What is expected -
Print all of the data exactly as written.

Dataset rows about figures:
###
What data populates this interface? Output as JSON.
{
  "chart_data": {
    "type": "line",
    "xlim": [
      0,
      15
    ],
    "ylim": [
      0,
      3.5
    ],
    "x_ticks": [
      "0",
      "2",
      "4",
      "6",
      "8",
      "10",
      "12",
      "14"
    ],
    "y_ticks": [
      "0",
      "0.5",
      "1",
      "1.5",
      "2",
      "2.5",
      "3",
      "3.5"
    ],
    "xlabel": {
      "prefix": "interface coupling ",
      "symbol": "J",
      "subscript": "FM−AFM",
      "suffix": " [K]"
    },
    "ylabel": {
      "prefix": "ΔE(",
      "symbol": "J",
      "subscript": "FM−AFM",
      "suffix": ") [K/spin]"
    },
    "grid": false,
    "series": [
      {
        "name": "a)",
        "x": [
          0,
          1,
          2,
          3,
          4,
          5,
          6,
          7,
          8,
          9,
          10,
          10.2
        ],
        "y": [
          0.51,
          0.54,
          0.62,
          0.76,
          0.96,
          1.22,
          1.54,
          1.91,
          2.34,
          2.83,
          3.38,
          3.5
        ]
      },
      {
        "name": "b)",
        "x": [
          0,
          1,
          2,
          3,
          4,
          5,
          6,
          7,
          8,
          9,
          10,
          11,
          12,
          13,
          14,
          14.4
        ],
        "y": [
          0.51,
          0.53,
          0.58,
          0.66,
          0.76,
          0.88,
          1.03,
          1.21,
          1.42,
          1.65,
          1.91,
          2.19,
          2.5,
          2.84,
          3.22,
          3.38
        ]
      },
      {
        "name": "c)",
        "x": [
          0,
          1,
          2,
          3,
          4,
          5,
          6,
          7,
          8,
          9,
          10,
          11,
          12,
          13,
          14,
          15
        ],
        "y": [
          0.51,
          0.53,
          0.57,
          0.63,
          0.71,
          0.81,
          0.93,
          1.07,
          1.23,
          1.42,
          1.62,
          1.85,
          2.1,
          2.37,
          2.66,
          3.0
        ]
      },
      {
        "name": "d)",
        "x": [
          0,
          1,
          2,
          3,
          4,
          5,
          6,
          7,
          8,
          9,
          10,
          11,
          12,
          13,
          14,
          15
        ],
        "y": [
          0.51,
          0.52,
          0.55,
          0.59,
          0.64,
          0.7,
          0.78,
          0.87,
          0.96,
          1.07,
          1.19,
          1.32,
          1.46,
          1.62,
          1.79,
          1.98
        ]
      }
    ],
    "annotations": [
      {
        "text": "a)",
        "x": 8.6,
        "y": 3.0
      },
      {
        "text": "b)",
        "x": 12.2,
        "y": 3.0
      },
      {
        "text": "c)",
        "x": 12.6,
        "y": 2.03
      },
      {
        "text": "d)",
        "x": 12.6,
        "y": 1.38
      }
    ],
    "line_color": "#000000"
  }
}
###
In response -
What data populates this interface? Output as JSON.
{
  "chart_data": {
    "type": "line",
    "xlim": [
      0,
      15
    ],
    "ylim": [
      0,
      3.5
    ],
    "x_ticks": [
      "0",
      "2",
      "4",
      "6",
      "8",
      "10",
      "12",
      "14"
    ],
    "y_ticks": [
      "0",
      "0.5",
      "1",
      "1.5",
      "2",
      "2.5",
      "3",
      "3.5"
    ],
    "xlabel": {
      "prefix": "interface coupling ",
      "symbol": "J",
      "subscript": "FM−AFM",
      "suffix": " [K]"
    },
    "ylabel": {
      "prefix": "ΔE(",
      "symbol": "J",
      "subscript": "FM−AFM",
      "suffix": ") [K/spin]"
    },
    "grid": false,
    "series": [
      {
        "name": "a)",
        "x": [
          0,
          1,
          2,
          3,
          4,
          5,
          6,
          7,
          8,
          9,
          10,
          10.2
        ],
        "y": [
          0.51,
          0.54,
          0.62,
          0.76,
          0.96,
          1.22,
          1.54,
          1.91,
          2.34,
          2.83,
          3.38,
          3.5
        ]
      },
      {
        "name": "b)",
        "x": [
          0,
          1,
          2,
          3,
          4,
          5,
          6,
          7,
          8,
          9,
          10,
          11,
          12,
          13,
          14,
          14.4
        ],
        "y": [
          0.51,
          0.53,
          0.58,
          0.66,
          0.76,
          0.88,
          1.03,
          1.21,
          1.42,
          1.65,
          1.91,
          2.19,
          2.5,
          2.84,
          3.22,
          3.38
        ]
      },
      {
        "name": "c)",
        "x": [
          0,
          1,
          2,
          3,
          4,
          5,
          6,
          7,
          8,
          9,
          10,
          11,
          12,
          13,
          14,
          15
        ],
        "y": [
          0.51,
          0.53,
          0.57,
          0.63,
          0.71,
          0.81,
          0.93,
          1.07,
          1.23,
          1.42,
          1.62,
          1.85,
          2.1,
          2.37,
          2.66,
          3.0
        ]
      },
      {
        "name": "d)",
        "x": [
          0,
          1,
          2,
          3,
          4,
          5,
          6,
          7,
          8,
          9,
          10,
          11,
          12,
          13,
          14,
          15
        ],
        "y": [
          0.51,
          0.52,
          0.55,
          0.59,
          0.64,
          0.7,
          0.78,
          0.87,
          0.96,
          1.07,
          1.19,
          1.32,
          1.46,
          1.62,
          1.79,
          1.98
        ]
      }
    ],
    "annotations": [
      {
        "text": "a)",
        "x": 8.6,
        "y": 3.0
      },
      {
        "text": "b)",
        "x": 12.2,
        "y": 3.0
      },
      {
        "text": "c)",
        "x": 12.6,
        "y": 2.03
      },
      {
        "text": "d)",
        "x": 12.6,
        "y": 1.38
      }
    ],
    "line_color": "#000000"
  }
}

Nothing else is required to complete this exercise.